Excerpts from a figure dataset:
****************

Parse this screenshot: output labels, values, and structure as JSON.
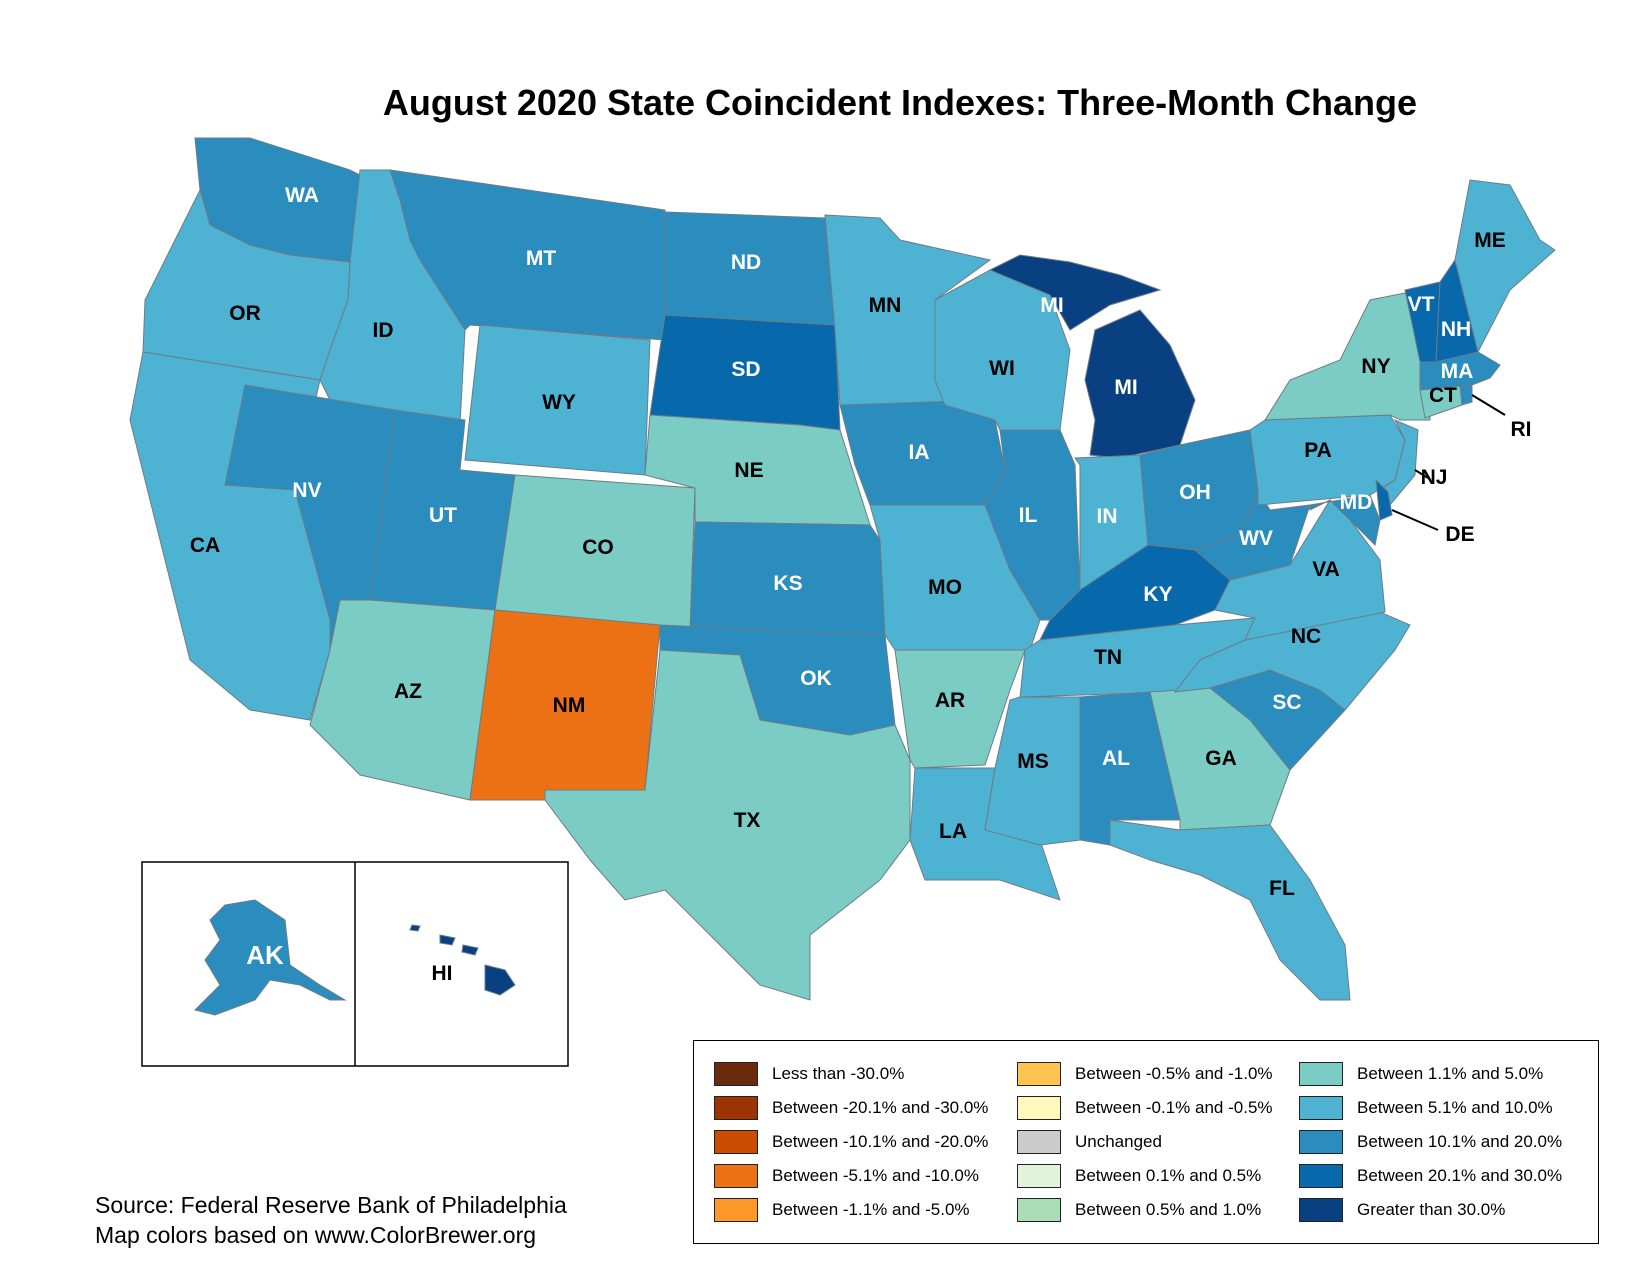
{
  "title": "August 2020 State Coincident Indexes: Three-Month Change",
  "source_lines": [
    "Source: Federal Reserve Bank of Philadelphia",
    "Map colors based on www.ColorBrewer.org"
  ],
  "legend": [
    {
      "label": "Less than -30.0%",
      "color": "#6b2a0b"
    },
    {
      "label": "Between -20.1% and -30.0%",
      "color": "#9c3405"
    },
    {
      "label": "Between -10.1% and -20.0%",
      "color": "#cc4c02"
    },
    {
      "label": "Between -5.1% and -10.0%",
      "color": "#ec7014"
    },
    {
      "label": "Between -1.1% and -5.0%",
      "color": "#fe9929"
    },
    {
      "label": "Between -0.5% and -1.0%",
      "color": "#fec44f"
    },
    {
      "label": "Between -0.1% and -0.5%",
      "color": "#fff7bc"
    },
    {
      "label": "Unchanged",
      "color": "#cccccc"
    },
    {
      "label": "Between 0.1% and 0.5%",
      "color": "#e0f3db"
    },
    {
      "label": "Between 0.5% and 1.0%",
      "color": "#a8ddb5"
    },
    {
      "label": "Between 1.1% and 5.0%",
      "color": "#7bccc4"
    },
    {
      "label": "Between 5.1% and 10.0%",
      "color": "#4eb3d3"
    },
    {
      "label": "Between 10.1% and 20.0%",
      "color": "#2b8cbe"
    },
    {
      "label": "Between 20.1% and 30.0%",
      "color": "#0868ac"
    },
    {
      "label": "Greater than 30.0%",
      "color": "#084081"
    }
  ],
  "states": [
    {
      "abbr": "WA",
      "class": "Between 10.1% and 20.0%"
    },
    {
      "abbr": "OR",
      "class": "Between 5.1% and 10.0%"
    },
    {
      "abbr": "CA",
      "class": "Between 5.1% and 10.0%"
    },
    {
      "abbr": "ID",
      "class": "Between 5.1% and 10.0%"
    },
    {
      "abbr": "NV",
      "class": "Between 10.1% and 20.0%"
    },
    {
      "abbr": "MT",
      "class": "Between 10.1% and 20.0%"
    },
    {
      "abbr": "WY",
      "class": "Between 5.1% and 10.0%"
    },
    {
      "abbr": "UT",
      "class": "Between 10.1% and 20.0%"
    },
    {
      "abbr": "AZ",
      "class": "Between 1.1% and 5.0%"
    },
    {
      "abbr": "CO",
      "class": "Between 1.1% and 5.0%"
    },
    {
      "abbr": "NM",
      "class": "Between -5.1% and -10.0%"
    },
    {
      "abbr": "ND",
      "class": "Between 10.1% and 20.0%"
    },
    {
      "abbr": "SD",
      "class": "Between 20.1% and 30.0%"
    },
    {
      "abbr": "NE",
      "class": "Between 1.1% and 5.0%"
    },
    {
      "abbr": "KS",
      "class": "Between 10.1% and 20.0%"
    },
    {
      "abbr": "OK",
      "class": "Between 10.1% and 20.0%"
    },
    {
      "abbr": "TX",
      "class": "Between 1.1% and 5.0%"
    },
    {
      "abbr": "MN",
      "class": "Between 5.1% and 10.0%"
    },
    {
      "abbr": "IA",
      "class": "Between 10.1% and 20.0%"
    },
    {
      "abbr": "MO",
      "class": "Between 5.1% and 10.0%"
    },
    {
      "abbr": "AR",
      "class": "Between 1.1% and 5.0%"
    },
    {
      "abbr": "LA",
      "class": "Between 5.1% and 10.0%"
    },
    {
      "abbr": "WI",
      "class": "Between 5.1% and 10.0%"
    },
    {
      "abbr": "IL",
      "class": "Between 10.1% and 20.0%"
    },
    {
      "abbr": "MI",
      "class": "Greater than 30.0%"
    },
    {
      "abbr": "IN",
      "class": "Between 5.1% and 10.0%"
    },
    {
      "abbr": "OH",
      "class": "Between 10.1% and 20.0%"
    },
    {
      "abbr": "KY",
      "class": "Between 20.1% and 30.0%"
    },
    {
      "abbr": "TN",
      "class": "Between 5.1% and 10.0%"
    },
    {
      "abbr": "MS",
      "class": "Between 5.1% and 10.0%"
    },
    {
      "abbr": "AL",
      "class": "Between 10.1% and 20.0%"
    },
    {
      "abbr": "GA",
      "class": "Between 1.1% and 5.0%"
    },
    {
      "abbr": "FL",
      "class": "Between 5.1% and 10.0%"
    },
    {
      "abbr": "SC",
      "class": "Between 10.1% and 20.0%"
    },
    {
      "abbr": "NC",
      "class": "Between 5.1% and 10.0%"
    },
    {
      "abbr": "VA",
      "class": "Between 5.1% and 10.0%"
    },
    {
      "abbr": "WV",
      "class": "Between 10.1% and 20.0%"
    },
    {
      "abbr": "PA",
      "class": "Between 5.1% and 10.0%"
    },
    {
      "abbr": "NY",
      "class": "Between 1.1% and 5.0%"
    },
    {
      "abbr": "NJ",
      "class": "Between 5.1% and 10.0%"
    },
    {
      "abbr": "DE",
      "class": "Between 20.1% and 30.0%"
    },
    {
      "abbr": "MD",
      "class": "Between 10.1% and 20.0%"
    },
    {
      "abbr": "CT",
      "class": "Between 1.1% and 5.0%"
    },
    {
      "abbr": "RI",
      "class": "Between 10.1% and 20.0%"
    },
    {
      "abbr": "MA",
      "class": "Between 10.1% and 20.0%"
    },
    {
      "abbr": "VT",
      "class": "Between 20.1% and 30.0%"
    },
    {
      "abbr": "NH",
      "class": "Between 20.1% and 30.0%"
    },
    {
      "abbr": "ME",
      "class": "Between 5.1% and 10.0%"
    },
    {
      "abbr": "AK",
      "class": "Between 10.1% and 20.0%"
    },
    {
      "abbr": "HI",
      "class": "Greater than 30.0%"
    }
  ]
}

****************

--- The exercise ---
Omit the pictures. Transcribe every record exactly.

--- Correct response ---
Parse this screenshot: output labels, values, and structure as JSON.
{
  "title": "August 2020 State Coincident Indexes: Three-Month Change",
  "source_lines": [
    "Source: Federal Reserve Bank of Philadelphia",
    "Map colors based on www.ColorBrewer.org"
  ],
  "legend": [
    {
      "label": "Less than -30.0%",
      "color": "#6b2a0b"
    },
    {
      "label": "Between -20.1% and -30.0%",
      "color": "#9c3405"
    },
    {
      "label": "Between -10.1% and -20.0%",
      "color": "#cc4c02"
    },
    {
      "label": "Between -5.1% and -10.0%",
      "color": "#ec7014"
    },
    {
      "label": "Between -1.1% and -5.0%",
      "color": "#fe9929"
    },
    {
      "label": "Between -0.5% and -1.0%",
      "color": "#fec44f"
    },
    {
      "label": "Between -0.1% and -0.5%",
      "color": "#fff7bc"
    },
    {
      "label": "Unchanged",
      "color": "#cccccc"
    },
    {
      "label": "Between 0.1% and 0.5%",
      "color": "#e0f3db"
    },
    {
      "label": "Between 0.5% and 1.0%",
      "color": "#a8ddb5"
    },
    {
      "label": "Between 1.1% and 5.0%",
      "color": "#7bccc4"
    },
    {
      "label": "Between 5.1% and 10.0%",
      "color": "#4eb3d3"
    },
    {
      "label": "Between 10.1% and 20.0%",
      "color": "#2b8cbe"
    },
    {
      "label": "Between 20.1% and 30.0%",
      "color": "#0868ac"
    },
    {
      "label": "Greater than 30.0%",
      "color": "#084081"
    }
  ],
  "states": [
    {
      "abbr": "WA",
      "class": "Between 10.1% and 20.0%"
    },
    {
      "abbr": "OR",
      "class": "Between 5.1% and 10.0%"
    },
    {
      "abbr": "CA",
      "class": "Between 5.1% and 10.0%"
    },
    {
      "abbr": "ID",
      "class": "Between 5.1% and 10.0%"
    },
    {
      "abbr": "NV",
      "class": "Between 10.1% and 20.0%"
    },
    {
      "abbr": "MT",
      "class": "Between 10.1% and 20.0%"
    },
    {
      "abbr": "WY",
      "class": "Between 5.1% and 10.0%"
    },
    {
      "abbr": "UT",
      "class": "Between 10.1% and 20.0%"
    },
    {
      "abbr": "AZ",
      "class": "Between 1.1% and 5.0%"
    },
    {
      "abbr": "CO",
      "class": "Between 1.1% and 5.0%"
    },
    {
      "abbr": "NM",
      "class": "Between -5.1% and -10.0%"
    },
    {
      "abbr": "ND",
      "class": "Between 10.1% and 20.0%"
    },
    {
      "abbr": "SD",
      "class": "Between 20.1% and 30.0%"
    },
    {
      "abbr": "NE",
      "class": "Between 1.1% and 5.0%"
    },
    {
      "abbr": "KS",
      "class": "Between 10.1% and 20.0%"
    },
    {
      "abbr": "OK",
      "class": "Between 10.1% and 20.0%"
    },
    {
      "abbr": "TX",
      "class": "Between 1.1% and 5.0%"
    },
    {
      "abbr": "MN",
      "class": "Between 5.1% and 10.0%"
    },
    {
      "abbr": "IA",
      "class": "Between 10.1% and 20.0%"
    },
    {
      "abbr": "MO",
      "class": "Between 5.1% and 10.0%"
    },
    {
      "abbr": "AR",
      "class": "Between 1.1% and 5.0%"
    },
    {
      "abbr": "LA",
      "class": "Between 5.1% and 10.0%"
    },
    {
      "abbr": "WI",
      "class": "Between 5.1% and 10.0%"
    },
    {
      "abbr": "IL",
      "class": "Between 10.1% and 20.0%"
    },
    {
      "abbr": "MI",
      "class": "Greater than 30.0%"
    },
    {
      "abbr": "IN",
      "class": "Between 5.1% and 10.0%"
    },
    {
      "abbr": "OH",
      "class": "Between 10.1% and 20.0%"
    },
    {
      "abbr": "KY",
      "class": "Between 20.1% and 30.0%"
    },
    {
      "abbr": "TN",
      "class": "Between 5.1% and 10.0%"
    },
    {
      "abbr": "MS",
      "class": "Between 5.1% and 10.0%"
    },
    {
      "abbr": "AL",
      "class": "Between 10.1% and 20.0%"
    },
    {
      "abbr": "GA",
      "class": "Between 1.1% and 5.0%"
    },
    {
      "abbr": "FL",
      "class": "Between 5.1% and 10.0%"
    },
    {
      "abbr": "SC",
      "class": "Between 10.1% and 20.0%"
    },
    {
      "abbr": "NC",
      "class": "Between 5.1% and 10.0%"
    },
    {
      "abbr": "VA",
      "class": "Between 5.1% and 10.0%"
    },
    {
      "abbr": "WV",
      "class": "Between 10.1% and 20.0%"
    },
    {
      "abbr": "PA",
      "class": "Between 5.1% and 10.0%"
    },
    {
      "abbr": "NY",
      "class": "Between 1.1% and 5.0%"
    },
    {
      "abbr": "NJ",
      "class": "Between 5.1% and 10.0%"
    },
    {
      "abbr": "DE",
      "class": "Between 20.1% and 30.0%"
    },
    {
      "abbr": "MD",
      "class": "Between 10.1% and 20.0%"
    },
    {
      "abbr": "CT",
      "class": "Between 1.1% and 5.0%"
    },
    {
      "abbr": "RI",
      "class": "Between 10.1% and 20.0%"
    },
    {
      "abbr": "MA",
      "class": "Between 10.1% and 20.0%"
    },
    {
      "abbr": "VT",
      "class": "Between 20.1% and 30.0%"
    },
    {
      "abbr": "NH",
      "class": "Between 20.1% and 30.0%"
    },
    {
      "abbr": "ME",
      "class": "Between 5.1% and 10.0%"
    },
    {
      "abbr": "AK",
      "class": "Between 10.1% and 20.0%"
    },
    {
      "abbr": "HI",
      "class": "Greater than 30.0%"
    }
  ]
}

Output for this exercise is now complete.